_The exercise_
Gather up every line that includes the string "女足竞赛观后感".
-.-.-
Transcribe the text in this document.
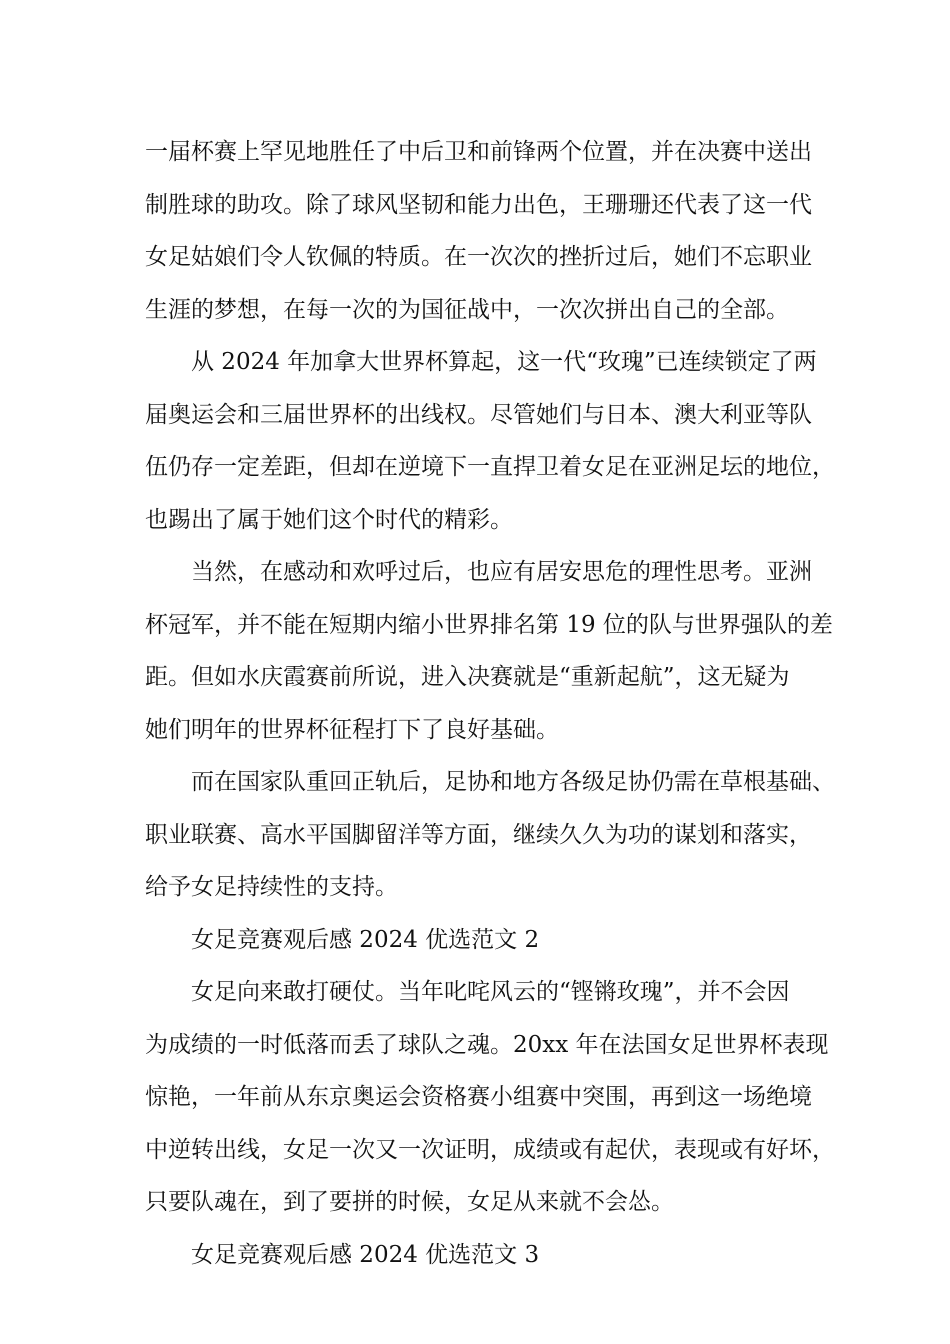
一届杯赛上罕见地胜任了中后卫和前锋两个位置，并在决赛中送出
制胜球的助攻。除了球风坚韧和能力出色，王珊珊还代表了这一代
女足姑娘们令人钦佩的特质。在一次次的挫折过后，她们不忘职业
生涯的梦想，在每一次的为国征战中，一次次拼出自己的全部。

从 2024 年加拿大世界杯算起，这一代“玫瑰”已连续锁定了两
届奥运会和三届世界杯的出线权。尽管她们与日本、澳大利亚等队
伍仍存一定差距，但却在逆境下一直捍卫着女足在亚洲足坛的地位，
也踢出了属于她们这个时代的精彩。

当然，在感动和欢呼过后，也应有居安思危的理性思考。亚洲
杯冠军，并不能在短期内缩小世界排名第 19 位的队与世界强队的差
距。但如水庆霞赛前所说，进入决赛就是“重新起航”，这无疑为
她们明年的世界杯征程打下了良好基础。

而在国家队重回正轨后，足协和地方各级足协仍需在草根基础、
职业联赛、高水平国脚留洋等方面，继续久久为功的谋划和落实，
给予女足持续性的支持。

女足竞赛观后感 2024 优选范文 2

女足向来敢打硬仗。当年叱咤风云的“铿锵玫瑰”，并不会因
为成绩的一时低落而丢了球队之魂。20xx 年在法国女足世界杯表现
惊艳，一年前从东京奥运会资格赛小组赛中突围，再到这一场绝境
中逆转出线，女足一次又一次证明，成绩或有起伏，表现或有好坏，
只要队魂在，到了要拼的时候，女足从来就不会怂。

女足竞赛观后感 2024 优选范文 3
-.-.-
_Worked answer_
女足竞赛观后感 2024 优选范文 2
女足竞赛观后感 2024 优选范文 3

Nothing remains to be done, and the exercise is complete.